The exercise: Return the listing below verbatim. Pictures do not belong in the copy.
-- Start Records for the task --
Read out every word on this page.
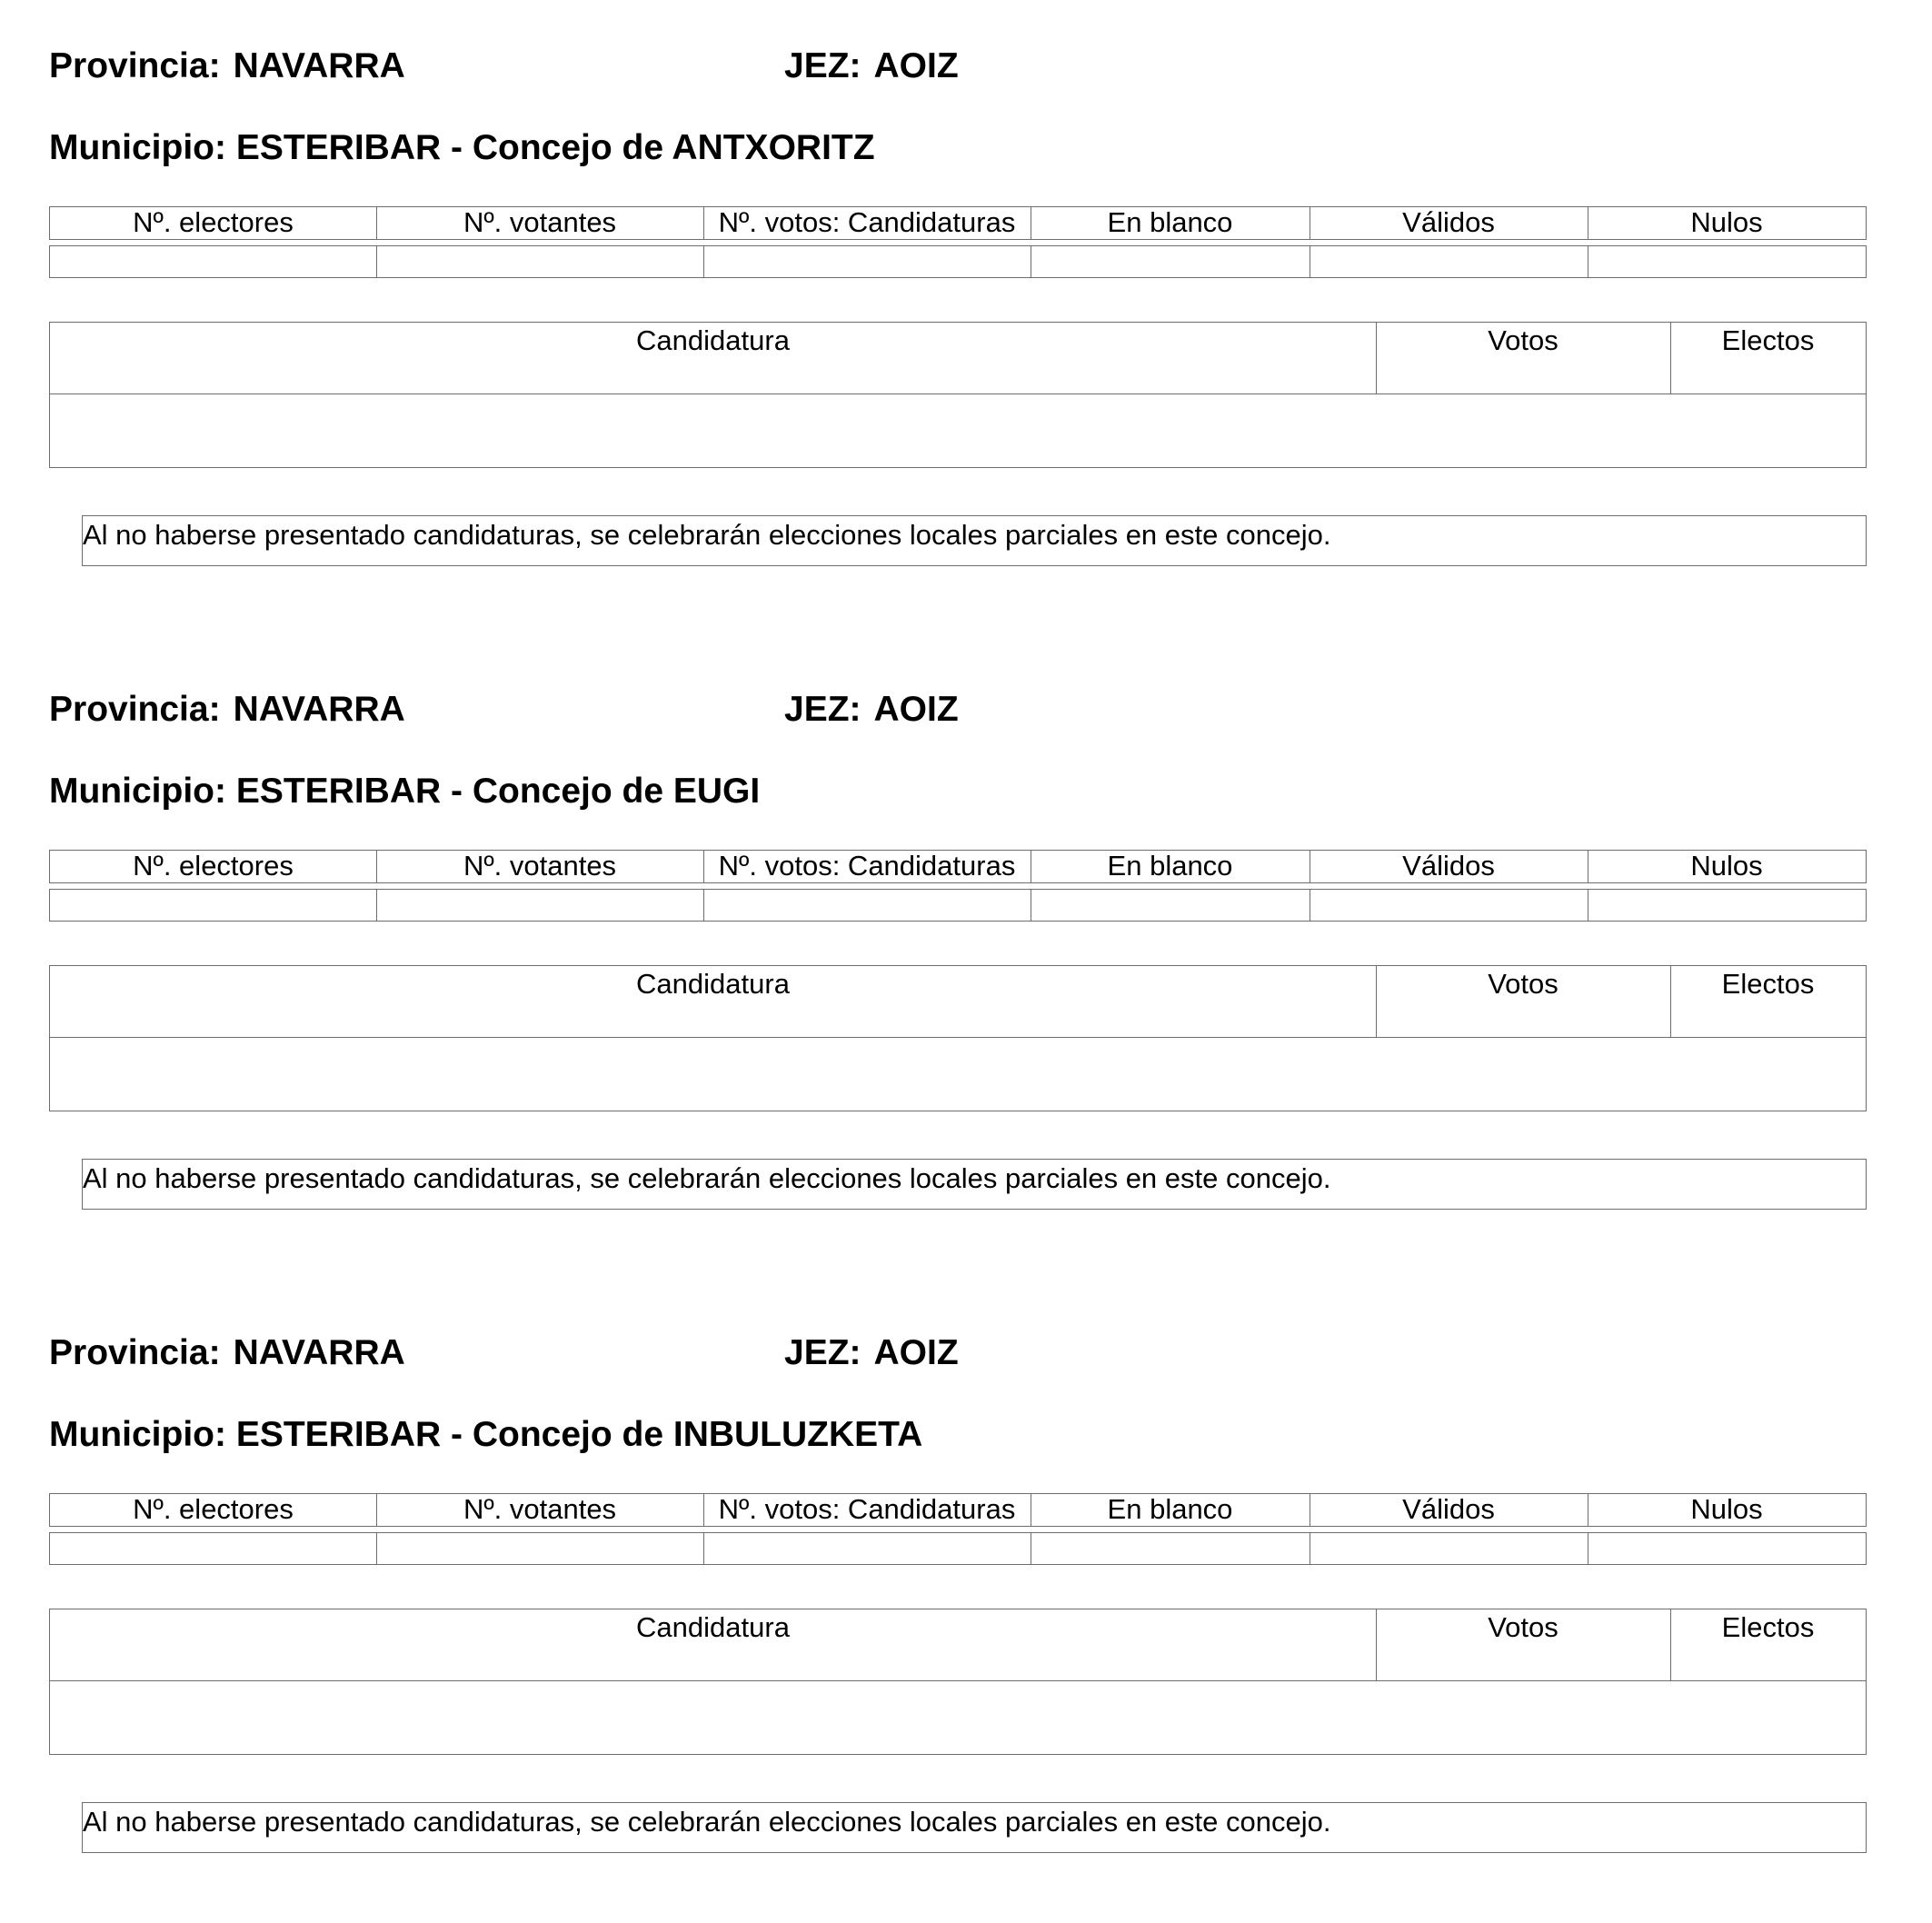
Provincia: NAVARRA	JEZ: AOIZ
Municipio: ESTERIBAR - Concejo de ANTXORITZ
Nº. electores	Nº. votantes	Nº. votos: Candidaturas	En blanco	Válidos	Nulos
Candidatura	Votos	Electos
Al no haberse presentado candidaturas, se celebrarán elecciones locales parciales en este concejo.
Provincia: NAVARRA	JEZ: AOIZ
Municipio: ESTERIBAR - Concejo de EUGI
Nº. electores	Nº. votantes	Nº. votos: Candidaturas	En blanco	Válidos	Nulos
Candidatura	Votos	Electos
Al no haberse presentado candidaturas, se celebrarán elecciones locales parciales en este concejo.
Provincia: NAVARRA	JEZ: AOIZ
Municipio: ESTERIBAR - Concejo de INBULUZKETA
Nº. electores	Nº. votantes	Nº. votos: Candidaturas	En blanco	Válidos	Nulos
Candidatura	Votos	Electos
Al no haberse presentado candidaturas, se celebrarán elecciones locales parciales en este concejo.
-- End Records for the task --
Result of the exercise:
Read out every word on this page.
Provincia: NAVARRA	JEZ: AOIZ
Municipio: ESTERIBAR - Concejo de ANTXORITZ
Nº. electores	Nº. votantes	Nº. votos: Candidaturas	En blanco	Válidos	Nulos
Candidatura	Votos	Electos
Al no haberse presentado candidaturas, se celebrarán elecciones locales parciales en este concejo.
Provincia: NAVARRA	JEZ: AOIZ
Municipio: ESTERIBAR - Concejo de EUGI
Nº. electores	Nº. votantes	Nº. votos: Candidaturas	En blanco	Válidos	Nulos
Candidatura	Votos	Electos
Al no haberse presentado candidaturas, se celebrarán elecciones locales parciales en este concejo.
Provincia: NAVARRA	JEZ: AOIZ
Municipio: ESTERIBAR - Concejo de INBULUZKETA
Nº. electores	Nº. votantes	Nº. votos: Candidaturas	En blanco	Válidos	Nulos
Candidatura	Votos	Electos
Al no haberse presentado candidaturas, se celebrarán elecciones locales parciales en este concejo.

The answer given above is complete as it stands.